Segment Start: Text block
“‘Do not make idols or set up an image or a sacred stone for yourselves, and do not place a carved stone in your land to bow down before it. I am the Lord your God.
2 “‘Observe my Sabbaths and have reverence for my sanctuary. I am the Lord.
3 “‘If you follow my decrees and are careful to obey my commands, 4 I will send you rain in its season, and the ground will yield its crops and the trees their fruit. 5 Your threshing will continue until grape harvest and the grape harvest will continue until planting, and you will eat all the food you want and live in safety in your land.
6 “‘I will grant peace in the land, and you will lie down and no one will make you afraid. I will remove wild beasts from the land, and the sword will not pass through your country. 7 You will pursue your enemies, and they will fall by the sword before you. 8 Five of you will chase a hundred, and a hundred of you will chase ten thousand, and your enemies will fall by the sword before you.
9 “‘I will look on you with favor and make you fruitful and increase your numbers, and I will keep my covenant with you. 10 You will still be eating last year’s harvest when you will have to move it out to make room for the new. 11 I will put my dwelling place among you, and I will not abhor you. 12 I will walk among you and be your God, and you will be my people. 13 I am the Lord your God, who brought you out of Egypt so that you would no longer be slaves to the Egyptians; I broke the bars of your yoke and enabled you to walk with heads held high.
Segment End: Text block
Segment Start: Material supplied
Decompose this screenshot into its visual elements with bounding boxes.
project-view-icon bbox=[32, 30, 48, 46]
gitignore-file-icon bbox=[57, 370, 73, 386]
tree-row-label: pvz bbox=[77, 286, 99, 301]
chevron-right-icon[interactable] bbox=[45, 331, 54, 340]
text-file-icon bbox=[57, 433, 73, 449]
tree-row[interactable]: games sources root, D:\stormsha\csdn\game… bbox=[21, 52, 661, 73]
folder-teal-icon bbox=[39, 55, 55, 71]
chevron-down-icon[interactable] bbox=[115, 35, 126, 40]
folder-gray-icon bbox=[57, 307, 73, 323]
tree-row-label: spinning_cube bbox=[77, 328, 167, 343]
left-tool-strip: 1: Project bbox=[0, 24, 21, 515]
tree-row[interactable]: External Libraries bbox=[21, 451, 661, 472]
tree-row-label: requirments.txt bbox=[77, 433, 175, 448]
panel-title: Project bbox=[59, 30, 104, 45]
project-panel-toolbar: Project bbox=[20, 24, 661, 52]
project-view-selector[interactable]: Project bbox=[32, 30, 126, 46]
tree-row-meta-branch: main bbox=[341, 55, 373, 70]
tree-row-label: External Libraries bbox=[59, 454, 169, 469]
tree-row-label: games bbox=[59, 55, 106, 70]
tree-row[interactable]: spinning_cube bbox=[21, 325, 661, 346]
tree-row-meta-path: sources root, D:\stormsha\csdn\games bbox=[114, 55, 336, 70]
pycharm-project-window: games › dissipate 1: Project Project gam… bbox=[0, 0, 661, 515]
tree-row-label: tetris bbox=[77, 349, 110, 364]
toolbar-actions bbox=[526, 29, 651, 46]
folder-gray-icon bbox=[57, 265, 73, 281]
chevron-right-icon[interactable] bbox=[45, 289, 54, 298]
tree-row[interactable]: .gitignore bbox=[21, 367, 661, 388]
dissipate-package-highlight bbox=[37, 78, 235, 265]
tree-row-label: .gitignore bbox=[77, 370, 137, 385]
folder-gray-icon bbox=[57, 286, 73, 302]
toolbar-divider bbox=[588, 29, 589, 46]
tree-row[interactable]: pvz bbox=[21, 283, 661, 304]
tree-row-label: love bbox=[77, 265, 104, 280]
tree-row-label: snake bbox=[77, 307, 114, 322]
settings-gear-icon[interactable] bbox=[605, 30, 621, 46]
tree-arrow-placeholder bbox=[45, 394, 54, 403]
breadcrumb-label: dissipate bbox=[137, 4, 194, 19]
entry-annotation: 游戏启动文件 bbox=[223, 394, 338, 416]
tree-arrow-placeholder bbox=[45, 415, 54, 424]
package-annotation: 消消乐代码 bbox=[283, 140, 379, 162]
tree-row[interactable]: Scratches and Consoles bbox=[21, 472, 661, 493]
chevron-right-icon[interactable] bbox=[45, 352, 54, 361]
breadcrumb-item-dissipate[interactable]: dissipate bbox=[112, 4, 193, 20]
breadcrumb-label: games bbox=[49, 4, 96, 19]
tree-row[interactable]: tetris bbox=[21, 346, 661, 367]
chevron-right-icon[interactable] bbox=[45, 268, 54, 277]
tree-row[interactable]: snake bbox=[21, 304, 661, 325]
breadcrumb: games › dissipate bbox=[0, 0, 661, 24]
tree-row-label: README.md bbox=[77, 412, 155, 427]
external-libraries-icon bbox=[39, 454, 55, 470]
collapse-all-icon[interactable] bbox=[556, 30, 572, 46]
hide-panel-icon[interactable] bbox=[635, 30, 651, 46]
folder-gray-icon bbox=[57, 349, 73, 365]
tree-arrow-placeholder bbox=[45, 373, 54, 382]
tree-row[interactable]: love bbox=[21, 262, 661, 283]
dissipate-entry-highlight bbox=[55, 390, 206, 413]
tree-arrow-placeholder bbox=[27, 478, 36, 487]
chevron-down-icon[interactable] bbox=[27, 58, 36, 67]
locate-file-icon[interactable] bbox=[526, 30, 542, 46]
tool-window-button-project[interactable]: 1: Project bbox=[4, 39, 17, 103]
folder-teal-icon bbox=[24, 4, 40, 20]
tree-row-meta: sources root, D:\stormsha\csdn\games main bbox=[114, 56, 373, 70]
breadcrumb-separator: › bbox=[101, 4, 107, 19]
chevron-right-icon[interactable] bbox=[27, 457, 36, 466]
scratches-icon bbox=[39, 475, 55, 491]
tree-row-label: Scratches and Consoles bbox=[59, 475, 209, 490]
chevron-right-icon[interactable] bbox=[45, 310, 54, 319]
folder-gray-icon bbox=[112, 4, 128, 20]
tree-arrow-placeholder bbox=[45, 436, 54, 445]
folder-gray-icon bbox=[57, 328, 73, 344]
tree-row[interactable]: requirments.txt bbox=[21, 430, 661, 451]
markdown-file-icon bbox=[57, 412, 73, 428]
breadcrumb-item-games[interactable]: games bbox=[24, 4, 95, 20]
Segment End: Material supplied
▶ **Your instructions**
Write out the passage above about idols, Sabbaths and the rewards for obeying the commands, word for word and in full.

▶ **Result below**
“‘Do not make idols or set up an image or a sacred stone for yourselves, and do not place a carved stone in your land to bow down before it. I am the Lord your God.
2 “‘Observe my Sabbaths and have reverence for my sanctuary. I am the Lord.
3 “‘If you follow my decrees and are careful to obey my commands, 4 I will send you rain in its season, and the ground will yield its crops and the trees their fruit. 5 Your threshing will continue until grape harvest and the grape harvest will continue until planting, and you will eat all the food you want and live in safety in your land.
6 “‘I will grant peace in the land, and you will lie down and no one will make you afraid. I will remove wild beasts from the land, and the sword will not pass through your country. 7 You will pursue your enemies, and they will fall by the sword before you. 8 Five of you will chase a hundred, and a hundred of you will chase ten thousand, and your enemies will fall by the sword before you.
9 “‘I will look on you with favor and make you fruitful and increase your numbers, and I will keep my covenant with you. 10 You will still be eating last year’s harvest when you will have to move it out to make room for the new. 11 I will put my dwelling place among you, and I will not abhor you. 12 I will walk among you and be your God, and you will be my people. 13 I am the Lord your God, who brought you out of Egypt so that you would no longer be slaves to the Egyptians; I broke the bars of your yoke and enabled you to walk with heads held high.